• The problem
Using the data below, repeat all of it precisely.

Items from a figure collection:
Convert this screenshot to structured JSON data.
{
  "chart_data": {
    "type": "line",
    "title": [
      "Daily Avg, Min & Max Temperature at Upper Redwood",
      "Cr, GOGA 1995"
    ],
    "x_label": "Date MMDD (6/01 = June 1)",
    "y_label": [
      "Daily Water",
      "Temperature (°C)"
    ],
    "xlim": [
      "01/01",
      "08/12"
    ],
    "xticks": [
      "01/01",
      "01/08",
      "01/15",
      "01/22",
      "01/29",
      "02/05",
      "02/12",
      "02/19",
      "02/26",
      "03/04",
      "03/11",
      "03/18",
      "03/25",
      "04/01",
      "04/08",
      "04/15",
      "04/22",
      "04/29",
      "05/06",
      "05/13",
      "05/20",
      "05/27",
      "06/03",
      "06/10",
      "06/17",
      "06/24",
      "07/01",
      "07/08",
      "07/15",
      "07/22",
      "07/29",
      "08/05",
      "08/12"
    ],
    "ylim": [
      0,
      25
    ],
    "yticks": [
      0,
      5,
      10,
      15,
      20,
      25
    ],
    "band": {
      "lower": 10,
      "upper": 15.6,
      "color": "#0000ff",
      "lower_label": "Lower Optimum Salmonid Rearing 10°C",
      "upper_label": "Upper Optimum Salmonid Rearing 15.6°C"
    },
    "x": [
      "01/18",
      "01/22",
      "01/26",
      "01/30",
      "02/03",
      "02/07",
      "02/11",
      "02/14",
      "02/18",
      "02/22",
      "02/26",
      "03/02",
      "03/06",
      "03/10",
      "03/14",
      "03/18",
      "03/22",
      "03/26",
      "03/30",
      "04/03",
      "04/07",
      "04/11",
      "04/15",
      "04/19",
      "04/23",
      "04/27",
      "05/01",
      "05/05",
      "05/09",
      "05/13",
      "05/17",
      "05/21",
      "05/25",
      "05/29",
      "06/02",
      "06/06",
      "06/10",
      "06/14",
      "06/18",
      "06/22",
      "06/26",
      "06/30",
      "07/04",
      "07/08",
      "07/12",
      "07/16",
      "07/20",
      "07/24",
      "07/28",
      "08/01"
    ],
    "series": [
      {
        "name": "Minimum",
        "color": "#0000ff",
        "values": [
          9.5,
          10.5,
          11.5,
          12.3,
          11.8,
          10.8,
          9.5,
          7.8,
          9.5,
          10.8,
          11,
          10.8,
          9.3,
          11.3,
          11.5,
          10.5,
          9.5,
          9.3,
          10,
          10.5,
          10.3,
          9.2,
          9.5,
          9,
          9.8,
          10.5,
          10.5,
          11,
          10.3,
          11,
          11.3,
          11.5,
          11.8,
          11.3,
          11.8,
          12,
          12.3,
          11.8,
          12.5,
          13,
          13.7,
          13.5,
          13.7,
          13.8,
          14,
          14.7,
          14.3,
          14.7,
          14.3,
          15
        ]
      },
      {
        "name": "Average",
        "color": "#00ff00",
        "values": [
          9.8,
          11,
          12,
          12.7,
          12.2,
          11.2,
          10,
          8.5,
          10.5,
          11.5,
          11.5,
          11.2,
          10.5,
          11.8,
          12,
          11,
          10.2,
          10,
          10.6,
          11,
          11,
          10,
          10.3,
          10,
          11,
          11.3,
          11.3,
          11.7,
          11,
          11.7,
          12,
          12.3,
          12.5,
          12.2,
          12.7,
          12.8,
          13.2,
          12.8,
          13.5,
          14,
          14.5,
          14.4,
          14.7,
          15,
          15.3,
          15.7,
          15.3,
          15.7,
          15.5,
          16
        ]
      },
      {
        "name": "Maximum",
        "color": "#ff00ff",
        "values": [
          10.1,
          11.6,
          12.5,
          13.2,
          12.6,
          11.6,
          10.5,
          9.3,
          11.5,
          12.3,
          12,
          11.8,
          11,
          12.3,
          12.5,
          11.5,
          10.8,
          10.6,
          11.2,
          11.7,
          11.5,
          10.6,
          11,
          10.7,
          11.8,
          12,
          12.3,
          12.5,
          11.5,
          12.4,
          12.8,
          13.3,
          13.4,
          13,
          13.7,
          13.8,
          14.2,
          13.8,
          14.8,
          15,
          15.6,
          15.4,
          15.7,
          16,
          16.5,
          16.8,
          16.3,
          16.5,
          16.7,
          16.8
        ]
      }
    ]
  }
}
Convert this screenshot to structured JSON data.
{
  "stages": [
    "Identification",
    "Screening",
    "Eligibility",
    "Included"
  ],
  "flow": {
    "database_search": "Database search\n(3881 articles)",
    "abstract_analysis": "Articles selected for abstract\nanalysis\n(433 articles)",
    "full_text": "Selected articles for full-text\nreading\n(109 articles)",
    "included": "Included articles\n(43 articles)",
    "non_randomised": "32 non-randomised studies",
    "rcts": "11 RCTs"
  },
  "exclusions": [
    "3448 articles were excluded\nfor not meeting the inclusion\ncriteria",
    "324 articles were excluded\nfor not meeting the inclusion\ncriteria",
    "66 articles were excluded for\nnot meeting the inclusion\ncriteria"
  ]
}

• Answer for this exercise
Convert this screenshot to structured JSON data.
{
  "chart_data": {
    "type": "line",
    "title": [
      "Daily Avg, Min & Max Temperature at Upper Redwood",
      "Cr, GOGA 1995"
    ],
    "x_label": "Date MMDD (6/01 = June 1)",
    "y_label": [
      "Daily Water",
      "Temperature (°C)"
    ],
    "xlim": [
      "01/01",
      "08/12"
    ],
    "xticks": [
      "01/01",
      "01/08",
      "01/15",
      "01/22",
      "01/29",
      "02/05",
      "02/12",
      "02/19",
      "02/26",
      "03/04",
      "03/11",
      "03/18",
      "03/25",
      "04/01",
      "04/08",
      "04/15",
      "04/22",
      "04/29",
      "05/06",
      "05/13",
      "05/20",
      "05/27",
      "06/03",
      "06/10",
      "06/17",
      "06/24",
      "07/01",
      "07/08",
      "07/15",
      "07/22",
      "07/29",
      "08/05",
      "08/12"
    ],
    "ylim": [
      0,
      25
    ],
    "yticks": [
      0,
      5,
      10,
      15,
      20,
      25
    ],
    "band": {
      "lower": 10,
      "upper": 15.6,
      "color": "#0000ff",
      "lower_label": "Lower Optimum Salmonid Rearing 10°C",
      "upper_label": "Upper Optimum Salmonid Rearing 15.6°C"
    },
    "x": [
      "01/18",
      "01/22",
      "01/26",
      "01/30",
      "02/03",
      "02/07",
      "02/11",
      "02/14",
      "02/18",
      "02/22",
      "02/26",
      "03/02",
      "03/06",
      "03/10",
      "03/14",
      "03/18",
      "03/22",
      "03/26",
      "03/30",
      "04/03",
      "04/07",
      "04/11",
      "04/15",
      "04/19",
      "04/23",
      "04/27",
      "05/01",
      "05/05",
      "05/09",
      "05/13",
      "05/17",
      "05/21",
      "05/25",
      "05/29",
      "06/02",
      "06/06",
      "06/10",
      "06/14",
      "06/18",
      "06/22",
      "06/26",
      "06/30",
      "07/04",
      "07/08",
      "07/12",
      "07/16",
      "07/20",
      "07/24",
      "07/28",
      "08/01"
    ],
    "series": [
      {
        "name": "Minimum",
        "color": "#0000ff",
        "values": [
          9.5,
          10.5,
          11.5,
          12.3,
          11.8,
          10.8,
          9.5,
          7.8,
          9.5,
          10.8,
          11,
          10.8,
          9.3,
          11.3,
          11.5,
          10.5,
          9.5,
          9.3,
          10,
          10.5,
          10.3,
          9.2,
          9.5,
          9,
          9.8,
          10.5,
          10.5,
          11,
          10.3,
          11,
          11.3,
          11.5,
          11.8,
          11.3,
          11.8,
          12,
          12.3,
          11.8,
          12.5,
          13,
          13.7,
          13.5,
          13.7,
          13.8,
          14,
          14.7,
          14.3,
          14.7,
          14.3,
          15
        ]
      },
      {
        "name": "Average",
        "color": "#00ff00",
        "values": [
          9.8,
          11,
          12,
          12.7,
          12.2,
          11.2,
          10,
          8.5,
          10.5,
          11.5,
          11.5,
          11.2,
          10.5,
          11.8,
          12,
          11,
          10.2,
          10,
          10.6,
          11,
          11,
          10,
          10.3,
          10,
          11,
          11.3,
          11.3,
          11.7,
          11,
          11.7,
          12,
          12.3,
          12.5,
          12.2,
          12.7,
          12.8,
          13.2,
          12.8,
          13.5,
          14,
          14.5,
          14.4,
          14.7,
          15,
          15.3,
          15.7,
          15.3,
          15.7,
          15.5,
          16
        ]
      },
      {
        "name": "Maximum",
        "color": "#ff00ff",
        "values": [
          10.1,
          11.6,
          12.5,
          13.2,
          12.6,
          11.6,
          10.5,
          9.3,
          11.5,
          12.3,
          12,
          11.8,
          11,
          12.3,
          12.5,
          11.5,
          10.8,
          10.6,
          11.2,
          11.7,
          11.5,
          10.6,
          11,
          10.7,
          11.8,
          12,
          12.3,
          12.5,
          11.5,
          12.4,
          12.8,
          13.3,
          13.4,
          13,
          13.7,
          13.8,
          14.2,
          13.8,
          14.8,
          15,
          15.6,
          15.4,
          15.7,
          16,
          16.5,
          16.8,
          16.3,
          16.5,
          16.7,
          16.8
        ]
      }
    ]
  }
}
Convert this screenshot to structured JSON data.
{
  "stages": [
    "Identification",
    "Screening",
    "Eligibility",
    "Included"
  ],
  "flow": {
    "database_search": "Database search\n(3881 articles)",
    "abstract_analysis": "Articles selected for abstract\nanalysis\n(433 articles)",
    "full_text": "Selected articles for full-text\nreading\n(109 articles)",
    "included": "Included articles\n(43 articles)",
    "non_randomised": "32 non-randomised studies",
    "rcts": "11 RCTs"
  },
  "exclusions": [
    "3448 articles were excluded\nfor not meeting the inclusion\ncriteria",
    "324 articles were excluded\nfor not meeting the inclusion\ncriteria",
    "66 articles were excluded for\nnot meeting the inclusion\ncriteria"
  ]
}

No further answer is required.